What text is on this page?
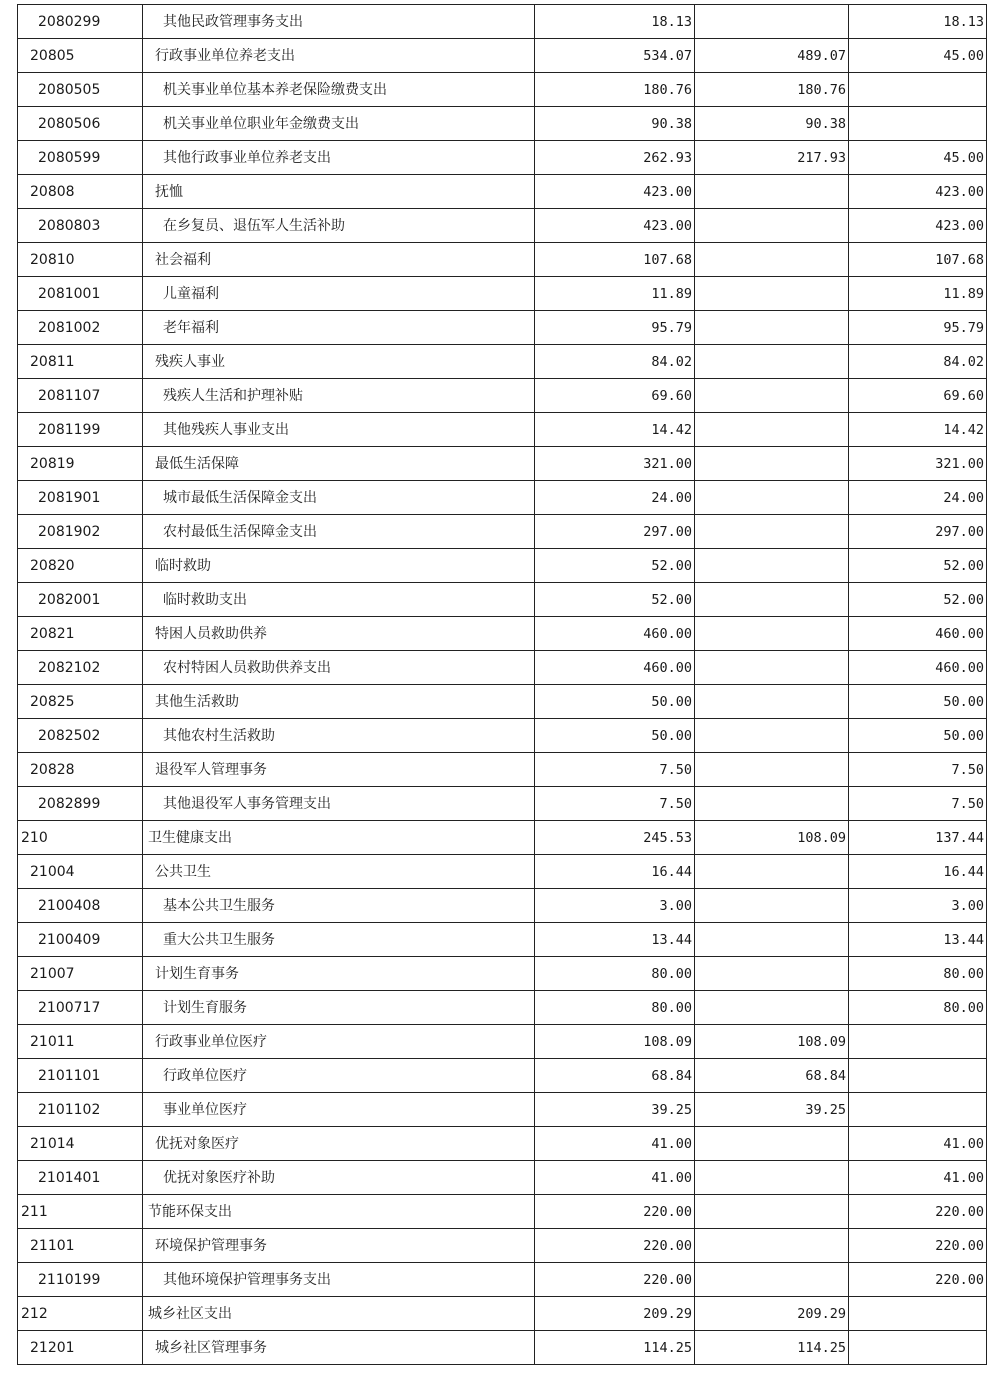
2080299	其他民政管理事务支出	18.13		18.13
20805	行政事业单位养老支出	534.07	489.07	45.00
2080505	机关事业单位基本养老保险缴费支出	180.76	180.76	
2080506	机关事业单位职业年金缴费支出	90.38	90.38	
2080599	其他行政事业单位养老支出	262.93	217.93	45.00
20808	抚恤	423.00		423.00
2080803	在乡复员、退伍军人生活补助	423.00		423.00
20810	社会福利	107.68		107.68
2081001	儿童福利	11.89		11.89
2081002	老年福利	95.79		95.79
20811	残疾人事业	84.02		84.02
2081107	残疾人生活和护理补贴	69.60		69.60
2081199	其他残疾人事业支出	14.42		14.42
20819	最低生活保障	321.00		321.00
2081901	城市最低生活保障金支出	24.00		24.00
2081902	农村最低生活保障金支出	297.00		297.00
20820	临时救助	52.00		52.00
2082001	临时救助支出	52.00		52.00
20821	特困人员救助供养	460.00		460.00
2082102	农村特困人员救助供养支出	460.00		460.00
20825	其他生活救助	50.00		50.00
2082502	其他农村生活救助	50.00		50.00
20828	退役军人管理事务	7.50		7.50
2082899	其他退役军人事务管理支出	7.50		7.50
210	卫生健康支出	245.53	108.09	137.44
21004	公共卫生	16.44		16.44
2100408	基本公共卫生服务	3.00		3.00
2100409	重大公共卫生服务	13.44		13.44
21007	计划生育事务	80.00		80.00
2100717	计划生育服务	80.00		80.00
21011	行政事业单位医疗	108.09	108.09	
2101101	行政单位医疗	68.84	68.84	
2101102	事业单位医疗	39.25	39.25	
21014	优抚对象医疗	41.00		41.00
2101401	优抚对象医疗补助	41.00		41.00
211	节能环保支出	220.00		220.00
21101	环境保护管理事务	220.00		220.00
2110199	其他环境保护管理事务支出	220.00		220.00
212	城乡社区支出	209.29	209.29	
21201	城乡社区管理事务	114.25	114.25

....

Reproduce the records above exactly, leaving out every picture they contain.

> [Exercise result]:
What text is on this page?
2080299	其他民政管理事务支出	18.13		18.13
20805	行政事业单位养老支出	534.07	489.07	45.00
2080505	机关事业单位基本养老保险缴费支出	180.76	180.76	
2080506	机关事业单位职业年金缴费支出	90.38	90.38	
2080599	其他行政事业单位养老支出	262.93	217.93	45.00
20808	抚恤	423.00		423.00
2080803	在乡复员、退伍军人生活补助	423.00		423.00
20810	社会福利	107.68		107.68
2081001	儿童福利	11.89		11.89
2081002	老年福利	95.79		95.79
20811	残疾人事业	84.02		84.02
2081107	残疾人生活和护理补贴	69.60		69.60
2081199	其他残疾人事业支出	14.42		14.42
20819	最低生活保障	321.00		321.00
2081901	城市最低生活保障金支出	24.00		24.00
2081902	农村最低生活保障金支出	297.00		297.00
20820	临时救助	52.00		52.00
2082001	临时救助支出	52.00		52.00
20821	特困人员救助供养	460.00		460.00
2082102	农村特困人员救助供养支出	460.00		460.00
20825	其他生活救助	50.00		50.00
2082502	其他农村生活救助	50.00		50.00
20828	退役军人管理事务	7.50		7.50
2082899	其他退役军人事务管理支出	7.50		7.50
210	卫生健康支出	245.53	108.09	137.44
21004	公共卫生	16.44		16.44
2100408	基本公共卫生服务	3.00		3.00
2100409	重大公共卫生服务	13.44		13.44
21007	计划生育事务	80.00		80.00
2100717	计划生育服务	80.00		80.00
21011	行政事业单位医疗	108.09	108.09	
2101101	行政单位医疗	68.84	68.84	
2101102	事业单位医疗	39.25	39.25	
21014	优抚对象医疗	41.00		41.00
2101401	优抚对象医疗补助	41.00		41.00
211	节能环保支出	220.00		220.00
21101	环境保护管理事务	220.00		220.00
2110199	其他环境保护管理事务支出	220.00		220.00
212	城乡社区支出	209.29	209.29	
21201	城乡社区管理事务	114.25	114.25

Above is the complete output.